§ Input:
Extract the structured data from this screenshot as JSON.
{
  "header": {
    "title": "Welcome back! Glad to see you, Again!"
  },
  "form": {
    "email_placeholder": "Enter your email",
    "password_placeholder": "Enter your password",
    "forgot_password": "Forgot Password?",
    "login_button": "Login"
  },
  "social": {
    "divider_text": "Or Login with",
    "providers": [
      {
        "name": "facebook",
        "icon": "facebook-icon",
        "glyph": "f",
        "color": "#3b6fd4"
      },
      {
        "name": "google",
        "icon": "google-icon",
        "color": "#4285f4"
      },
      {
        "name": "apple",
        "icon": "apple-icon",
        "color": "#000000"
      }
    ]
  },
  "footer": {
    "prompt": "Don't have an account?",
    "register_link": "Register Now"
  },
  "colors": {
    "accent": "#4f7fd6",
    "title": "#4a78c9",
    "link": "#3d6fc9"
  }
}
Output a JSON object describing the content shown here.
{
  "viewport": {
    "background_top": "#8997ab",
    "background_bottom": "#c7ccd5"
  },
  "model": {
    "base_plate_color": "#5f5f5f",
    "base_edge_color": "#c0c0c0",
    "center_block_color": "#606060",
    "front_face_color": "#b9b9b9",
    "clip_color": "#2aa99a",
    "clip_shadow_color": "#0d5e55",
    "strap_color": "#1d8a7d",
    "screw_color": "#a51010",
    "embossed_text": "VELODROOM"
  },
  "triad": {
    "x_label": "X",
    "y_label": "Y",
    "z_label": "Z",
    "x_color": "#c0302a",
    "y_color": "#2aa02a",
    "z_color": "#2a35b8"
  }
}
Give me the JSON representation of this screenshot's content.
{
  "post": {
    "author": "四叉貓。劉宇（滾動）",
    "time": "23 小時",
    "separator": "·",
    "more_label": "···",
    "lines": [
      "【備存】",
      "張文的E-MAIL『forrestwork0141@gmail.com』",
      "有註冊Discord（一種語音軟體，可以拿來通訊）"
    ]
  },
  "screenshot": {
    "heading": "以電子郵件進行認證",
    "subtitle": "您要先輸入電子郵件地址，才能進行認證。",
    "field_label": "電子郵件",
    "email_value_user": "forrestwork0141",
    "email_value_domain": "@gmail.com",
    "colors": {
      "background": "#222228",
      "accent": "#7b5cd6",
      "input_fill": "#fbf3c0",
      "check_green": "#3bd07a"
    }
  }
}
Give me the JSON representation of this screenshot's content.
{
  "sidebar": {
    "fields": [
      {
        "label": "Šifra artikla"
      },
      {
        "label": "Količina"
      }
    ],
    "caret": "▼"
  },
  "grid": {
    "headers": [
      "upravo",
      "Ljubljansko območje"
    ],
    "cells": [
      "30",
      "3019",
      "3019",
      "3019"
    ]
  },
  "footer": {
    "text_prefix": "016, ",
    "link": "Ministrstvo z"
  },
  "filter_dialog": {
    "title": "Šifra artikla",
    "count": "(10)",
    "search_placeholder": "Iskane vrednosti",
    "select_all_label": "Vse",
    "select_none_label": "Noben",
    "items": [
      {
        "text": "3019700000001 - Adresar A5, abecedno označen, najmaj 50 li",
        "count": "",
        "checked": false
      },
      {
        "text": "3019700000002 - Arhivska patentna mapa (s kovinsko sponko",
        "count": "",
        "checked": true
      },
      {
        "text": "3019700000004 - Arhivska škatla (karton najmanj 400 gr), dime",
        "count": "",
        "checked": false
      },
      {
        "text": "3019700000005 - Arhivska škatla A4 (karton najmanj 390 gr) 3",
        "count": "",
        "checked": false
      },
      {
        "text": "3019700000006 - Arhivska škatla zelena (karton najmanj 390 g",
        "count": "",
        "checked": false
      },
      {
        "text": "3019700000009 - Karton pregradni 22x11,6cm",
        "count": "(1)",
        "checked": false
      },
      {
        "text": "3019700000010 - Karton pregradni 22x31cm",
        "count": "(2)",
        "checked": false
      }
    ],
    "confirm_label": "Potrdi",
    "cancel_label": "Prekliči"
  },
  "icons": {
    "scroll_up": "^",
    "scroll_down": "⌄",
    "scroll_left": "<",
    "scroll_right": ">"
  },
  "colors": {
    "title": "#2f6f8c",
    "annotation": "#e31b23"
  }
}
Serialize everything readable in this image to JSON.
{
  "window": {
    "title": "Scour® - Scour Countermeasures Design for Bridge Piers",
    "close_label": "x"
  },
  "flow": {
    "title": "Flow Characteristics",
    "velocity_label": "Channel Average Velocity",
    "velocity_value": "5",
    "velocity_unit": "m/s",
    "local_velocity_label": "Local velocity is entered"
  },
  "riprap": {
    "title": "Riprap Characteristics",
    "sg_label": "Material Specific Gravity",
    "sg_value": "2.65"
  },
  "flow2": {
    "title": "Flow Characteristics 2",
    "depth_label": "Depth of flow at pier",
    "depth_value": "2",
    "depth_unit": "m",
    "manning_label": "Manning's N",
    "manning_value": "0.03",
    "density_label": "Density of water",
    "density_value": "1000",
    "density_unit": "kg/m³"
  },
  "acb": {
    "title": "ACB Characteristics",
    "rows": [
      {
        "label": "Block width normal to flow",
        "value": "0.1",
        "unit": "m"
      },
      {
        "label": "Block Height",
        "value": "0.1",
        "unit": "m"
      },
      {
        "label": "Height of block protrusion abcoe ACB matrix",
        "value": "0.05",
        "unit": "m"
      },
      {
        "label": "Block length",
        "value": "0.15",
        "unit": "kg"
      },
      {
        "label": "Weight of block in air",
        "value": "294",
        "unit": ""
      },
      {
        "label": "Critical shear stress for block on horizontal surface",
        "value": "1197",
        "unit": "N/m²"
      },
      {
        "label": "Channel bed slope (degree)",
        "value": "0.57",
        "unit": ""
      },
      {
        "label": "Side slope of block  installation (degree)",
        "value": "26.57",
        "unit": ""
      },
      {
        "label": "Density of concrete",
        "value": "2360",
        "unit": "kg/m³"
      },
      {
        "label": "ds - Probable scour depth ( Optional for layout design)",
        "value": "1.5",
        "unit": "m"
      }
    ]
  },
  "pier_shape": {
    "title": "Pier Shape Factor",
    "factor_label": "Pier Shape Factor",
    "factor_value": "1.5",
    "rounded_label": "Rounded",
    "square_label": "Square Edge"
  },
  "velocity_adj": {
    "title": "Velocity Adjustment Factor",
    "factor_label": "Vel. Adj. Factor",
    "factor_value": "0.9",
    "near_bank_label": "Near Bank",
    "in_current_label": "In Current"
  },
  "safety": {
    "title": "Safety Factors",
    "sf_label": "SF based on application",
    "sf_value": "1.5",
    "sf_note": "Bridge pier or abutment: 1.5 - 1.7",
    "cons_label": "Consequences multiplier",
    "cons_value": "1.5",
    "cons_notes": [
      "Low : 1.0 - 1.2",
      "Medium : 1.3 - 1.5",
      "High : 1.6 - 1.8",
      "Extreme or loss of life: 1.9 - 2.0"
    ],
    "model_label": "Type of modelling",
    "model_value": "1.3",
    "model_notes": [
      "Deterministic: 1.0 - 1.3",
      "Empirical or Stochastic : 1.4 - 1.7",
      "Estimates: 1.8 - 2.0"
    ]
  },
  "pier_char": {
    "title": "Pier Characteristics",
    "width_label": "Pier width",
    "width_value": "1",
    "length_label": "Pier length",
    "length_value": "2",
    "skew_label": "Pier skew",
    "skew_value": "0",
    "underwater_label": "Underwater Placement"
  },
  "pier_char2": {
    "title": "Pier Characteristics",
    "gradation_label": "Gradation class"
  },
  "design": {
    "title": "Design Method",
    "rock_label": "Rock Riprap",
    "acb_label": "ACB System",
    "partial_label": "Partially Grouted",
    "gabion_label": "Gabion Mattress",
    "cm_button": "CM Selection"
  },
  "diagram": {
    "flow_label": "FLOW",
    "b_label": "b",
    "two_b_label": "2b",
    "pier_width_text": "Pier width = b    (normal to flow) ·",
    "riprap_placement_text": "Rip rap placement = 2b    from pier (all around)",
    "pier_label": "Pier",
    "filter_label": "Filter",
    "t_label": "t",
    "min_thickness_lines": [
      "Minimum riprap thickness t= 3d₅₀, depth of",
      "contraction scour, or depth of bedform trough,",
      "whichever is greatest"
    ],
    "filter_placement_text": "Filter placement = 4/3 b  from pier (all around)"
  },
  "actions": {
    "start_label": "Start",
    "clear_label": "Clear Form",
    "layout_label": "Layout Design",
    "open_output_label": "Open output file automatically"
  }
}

§ Your instructions: Find each line with the string "Channel" and copy it out.

§ Response to the task:
    "velocity_label": "Channel Average Velocity",
        "label": "Channel bed slope (degree)",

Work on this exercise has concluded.